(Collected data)
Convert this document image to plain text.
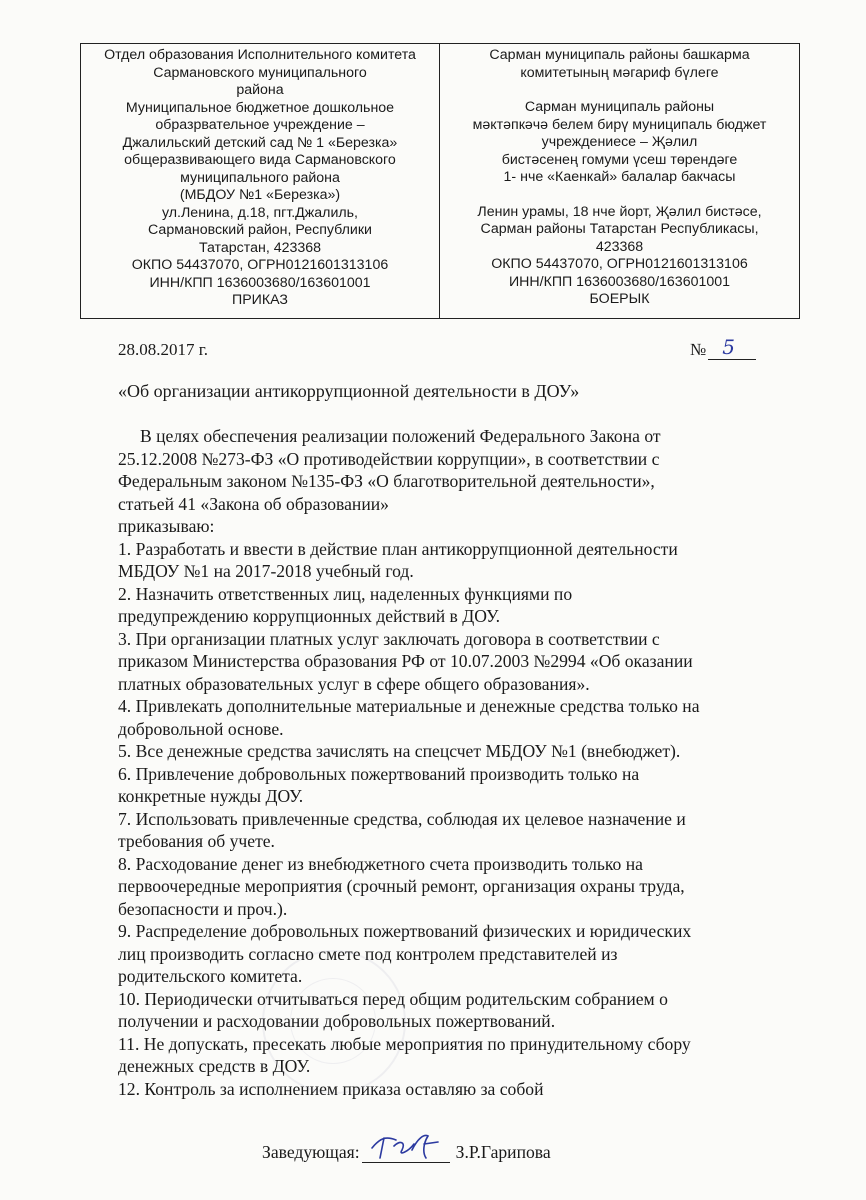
Отдел образования Исполнительного комитета
Сармановского муниципального
района
Муниципальное бюджетное дошкольное
образрвательное учреждение –
Джалильский детский сад № 1 «Березка»
общеразвивающего вида Сармановского
муниципального района
(МБДОУ №1 «Березка»)
ул.Ленина, д.18, пгт.Джалиль,
Сармановский район, Республики
Татарстан, 423368
ОКПО 54437070, ОГРН0121601313106
ИНН/КПП 1636003680/163601001
ПРИКАЗ
Сарман муниципаль районы башкарма
комитетының мәгариф бүлеге
Сарман муниципаль районы
мәктәпкәчә белем бирү муниципаль бюджет
учреждениесе – Җәлил
бистәсенең гомуми үсеш төрендәге
1- нче «Каенкай» балалар бакчасы
Ленин урамы, 18 нче йорт, Җәлил бистәсе,
Сарман районы Татарстан Республикасы,
423368
ОКПО 54437070, ОГРН0121601313106
ИНН/КПП 1636003680/163601001
БОЕРЫК
28.08.2017 г.	№ 5
«Об организации антикоррупционной деятельности в ДОУ»

В целях обеспечения реализации положений Федерального Закона от

25.12.2008 №273-ФЗ «О противодействии коррупции», в соответствии с

Федеральным законом №135-ФЗ «О благотворительной деятельности»,

статьей 41 «Закона об образовании»

приказываю:

1. Разработать и ввести в действие план антикоррупционной деятельности
МБДОУ №1 на 2017-2018 учебный год.

2. Назначить ответственных лиц, наделенных функциями по
предупреждению коррупционных действий в ДОУ.

3. При организации платных услуг заключать договора в соответствии с
приказом Министерства образования РФ от 10.07.2003 №2994 «Об оказании
платных образовательных услуг в сфере общего образования».

4. Привлекать дополнительные материальные и денежные средства только на
добровольной основе.

5. Все денежные средства зачислять на спецсчет МБДОУ №1 (внебюджет).

6. Привлечение добровольных пожертвований производить только на
конкретные нужды ДОУ.

7. Использовать привлеченные средства, соблюдая их целевое назначение и
требования об учете.

8. Расходование денег из внебюджетного счета производить только на
первоочередные мероприятия (срочный ремонт, организация охраны труда,
безопасности и проч.).

9. Распределение добровольных пожертвований физических и юридических
лиц производить согласно смете под контролем представителей из
родительского комитета.

10. Периодически отчитываться перед общим родительским собранием о
получении и расходовании добровольных пожертвований.

11. Не допускать, пресекать любые мероприятия по принудительному сбору
денежных средств в ДОУ.

12. Контроль за исполнением приказа оставляю за собой

Заведующая:	З.Р.Гарипова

» Request:
Copy every line from the entries that contains the word "деятельности".

» Response to the task:
«Об организации антикоррупционной деятельности в ДОУ»
Федеральным законом №135-ФЗ «О благотворительной деятельности»,
1. Разработать и ввести в действие план антикоррупционной деятельности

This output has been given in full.